Problem statement » Go through the data below. Pull out every line that has the word "History".

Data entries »

++++++++++++++++++++

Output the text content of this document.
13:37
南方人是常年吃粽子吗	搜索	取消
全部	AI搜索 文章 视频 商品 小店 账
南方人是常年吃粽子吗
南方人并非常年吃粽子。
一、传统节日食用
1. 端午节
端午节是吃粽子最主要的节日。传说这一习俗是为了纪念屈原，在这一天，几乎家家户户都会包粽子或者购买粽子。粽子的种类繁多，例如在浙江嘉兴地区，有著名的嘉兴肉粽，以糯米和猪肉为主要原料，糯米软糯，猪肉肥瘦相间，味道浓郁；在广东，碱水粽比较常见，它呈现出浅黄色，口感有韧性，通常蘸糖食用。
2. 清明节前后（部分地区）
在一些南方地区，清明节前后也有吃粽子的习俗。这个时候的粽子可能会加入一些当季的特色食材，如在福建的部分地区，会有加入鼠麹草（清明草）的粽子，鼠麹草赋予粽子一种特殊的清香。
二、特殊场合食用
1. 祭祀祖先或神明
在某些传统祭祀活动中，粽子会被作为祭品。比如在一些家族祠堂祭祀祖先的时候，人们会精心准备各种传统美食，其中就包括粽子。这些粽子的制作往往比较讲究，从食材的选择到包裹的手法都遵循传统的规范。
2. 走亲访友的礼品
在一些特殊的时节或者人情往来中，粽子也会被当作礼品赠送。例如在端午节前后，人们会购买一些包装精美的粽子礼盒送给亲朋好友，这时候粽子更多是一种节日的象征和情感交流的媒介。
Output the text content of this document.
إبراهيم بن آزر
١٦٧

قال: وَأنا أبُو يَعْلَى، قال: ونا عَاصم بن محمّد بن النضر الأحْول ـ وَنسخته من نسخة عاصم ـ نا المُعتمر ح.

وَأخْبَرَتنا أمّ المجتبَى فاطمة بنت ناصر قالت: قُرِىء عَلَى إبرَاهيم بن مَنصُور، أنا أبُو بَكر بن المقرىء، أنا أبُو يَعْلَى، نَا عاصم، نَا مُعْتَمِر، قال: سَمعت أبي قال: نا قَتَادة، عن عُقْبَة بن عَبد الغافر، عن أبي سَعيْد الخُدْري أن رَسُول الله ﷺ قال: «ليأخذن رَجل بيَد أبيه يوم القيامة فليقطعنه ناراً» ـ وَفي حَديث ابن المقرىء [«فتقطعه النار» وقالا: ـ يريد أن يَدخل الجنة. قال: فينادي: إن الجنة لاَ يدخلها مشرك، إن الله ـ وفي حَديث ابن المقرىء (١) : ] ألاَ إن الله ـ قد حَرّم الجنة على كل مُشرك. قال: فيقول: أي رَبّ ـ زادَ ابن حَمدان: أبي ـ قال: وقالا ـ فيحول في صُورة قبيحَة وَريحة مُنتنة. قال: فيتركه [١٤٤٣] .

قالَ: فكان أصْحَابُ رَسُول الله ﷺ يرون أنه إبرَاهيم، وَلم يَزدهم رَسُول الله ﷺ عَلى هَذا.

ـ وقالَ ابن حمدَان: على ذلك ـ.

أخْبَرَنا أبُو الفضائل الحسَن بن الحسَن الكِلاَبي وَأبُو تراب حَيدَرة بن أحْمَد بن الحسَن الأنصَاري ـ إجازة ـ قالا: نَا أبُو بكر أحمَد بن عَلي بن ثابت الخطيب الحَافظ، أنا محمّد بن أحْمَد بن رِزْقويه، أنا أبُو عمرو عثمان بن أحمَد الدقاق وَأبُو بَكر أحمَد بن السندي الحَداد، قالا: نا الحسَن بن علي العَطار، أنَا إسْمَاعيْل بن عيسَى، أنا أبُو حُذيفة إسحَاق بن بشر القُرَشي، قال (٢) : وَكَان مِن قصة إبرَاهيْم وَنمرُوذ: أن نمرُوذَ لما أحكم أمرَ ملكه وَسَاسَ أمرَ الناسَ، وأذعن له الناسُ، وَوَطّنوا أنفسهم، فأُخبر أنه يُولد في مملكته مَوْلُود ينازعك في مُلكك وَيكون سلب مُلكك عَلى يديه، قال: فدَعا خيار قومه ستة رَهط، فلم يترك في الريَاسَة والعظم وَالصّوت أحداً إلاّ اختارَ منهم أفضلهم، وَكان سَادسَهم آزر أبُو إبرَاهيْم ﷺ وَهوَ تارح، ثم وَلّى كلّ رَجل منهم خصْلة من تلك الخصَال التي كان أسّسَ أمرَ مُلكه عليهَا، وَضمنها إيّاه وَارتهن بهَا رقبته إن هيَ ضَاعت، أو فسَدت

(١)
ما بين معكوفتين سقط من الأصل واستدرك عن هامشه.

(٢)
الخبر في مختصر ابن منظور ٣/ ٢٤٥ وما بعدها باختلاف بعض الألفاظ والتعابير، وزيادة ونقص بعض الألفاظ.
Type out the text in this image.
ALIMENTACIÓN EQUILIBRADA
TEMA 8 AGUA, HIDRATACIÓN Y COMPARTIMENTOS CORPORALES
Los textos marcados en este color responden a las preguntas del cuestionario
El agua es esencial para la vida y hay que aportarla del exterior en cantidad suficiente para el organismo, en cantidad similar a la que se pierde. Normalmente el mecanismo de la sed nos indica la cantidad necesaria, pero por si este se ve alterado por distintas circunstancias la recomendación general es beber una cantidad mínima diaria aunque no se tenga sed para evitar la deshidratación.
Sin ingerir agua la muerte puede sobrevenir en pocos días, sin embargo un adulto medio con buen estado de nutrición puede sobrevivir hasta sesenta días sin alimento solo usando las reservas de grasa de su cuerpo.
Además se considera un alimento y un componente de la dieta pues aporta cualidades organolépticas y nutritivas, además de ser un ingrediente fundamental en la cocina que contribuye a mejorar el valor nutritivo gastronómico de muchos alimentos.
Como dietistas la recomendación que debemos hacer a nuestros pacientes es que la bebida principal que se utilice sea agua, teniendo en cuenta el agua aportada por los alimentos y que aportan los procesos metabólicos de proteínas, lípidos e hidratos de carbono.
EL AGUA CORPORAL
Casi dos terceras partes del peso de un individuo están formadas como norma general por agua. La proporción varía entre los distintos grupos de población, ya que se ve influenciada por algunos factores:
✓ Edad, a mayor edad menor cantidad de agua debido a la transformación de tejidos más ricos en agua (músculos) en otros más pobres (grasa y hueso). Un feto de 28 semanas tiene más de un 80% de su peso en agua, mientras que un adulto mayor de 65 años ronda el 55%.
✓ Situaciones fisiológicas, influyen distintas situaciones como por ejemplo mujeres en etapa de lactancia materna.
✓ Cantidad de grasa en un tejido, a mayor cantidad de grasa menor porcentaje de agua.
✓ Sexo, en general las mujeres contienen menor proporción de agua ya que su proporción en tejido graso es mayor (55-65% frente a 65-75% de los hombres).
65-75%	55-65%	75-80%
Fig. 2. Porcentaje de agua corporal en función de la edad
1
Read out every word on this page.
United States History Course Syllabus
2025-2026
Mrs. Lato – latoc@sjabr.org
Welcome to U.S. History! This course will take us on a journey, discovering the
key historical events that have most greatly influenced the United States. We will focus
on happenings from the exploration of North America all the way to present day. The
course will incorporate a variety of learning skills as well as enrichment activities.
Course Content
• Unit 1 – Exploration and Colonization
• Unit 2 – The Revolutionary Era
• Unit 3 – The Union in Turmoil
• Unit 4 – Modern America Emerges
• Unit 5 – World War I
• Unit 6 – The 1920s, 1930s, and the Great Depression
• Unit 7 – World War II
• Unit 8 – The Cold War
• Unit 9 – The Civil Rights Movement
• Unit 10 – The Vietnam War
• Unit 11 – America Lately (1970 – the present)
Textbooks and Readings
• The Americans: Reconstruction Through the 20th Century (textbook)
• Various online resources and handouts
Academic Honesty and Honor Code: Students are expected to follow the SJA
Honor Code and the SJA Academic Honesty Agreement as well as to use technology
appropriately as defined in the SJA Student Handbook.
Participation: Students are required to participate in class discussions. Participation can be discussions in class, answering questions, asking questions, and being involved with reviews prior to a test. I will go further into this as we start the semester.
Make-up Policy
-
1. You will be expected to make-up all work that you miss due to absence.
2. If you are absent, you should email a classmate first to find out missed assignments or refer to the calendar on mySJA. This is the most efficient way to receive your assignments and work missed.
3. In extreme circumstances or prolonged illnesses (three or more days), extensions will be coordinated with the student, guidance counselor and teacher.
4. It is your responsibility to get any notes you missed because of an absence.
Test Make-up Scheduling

++++++++++++++++++++

Response to the exercise »
United States History Course Syllabus
Welcome to U.S. History! This course will take us on a journey, discovering the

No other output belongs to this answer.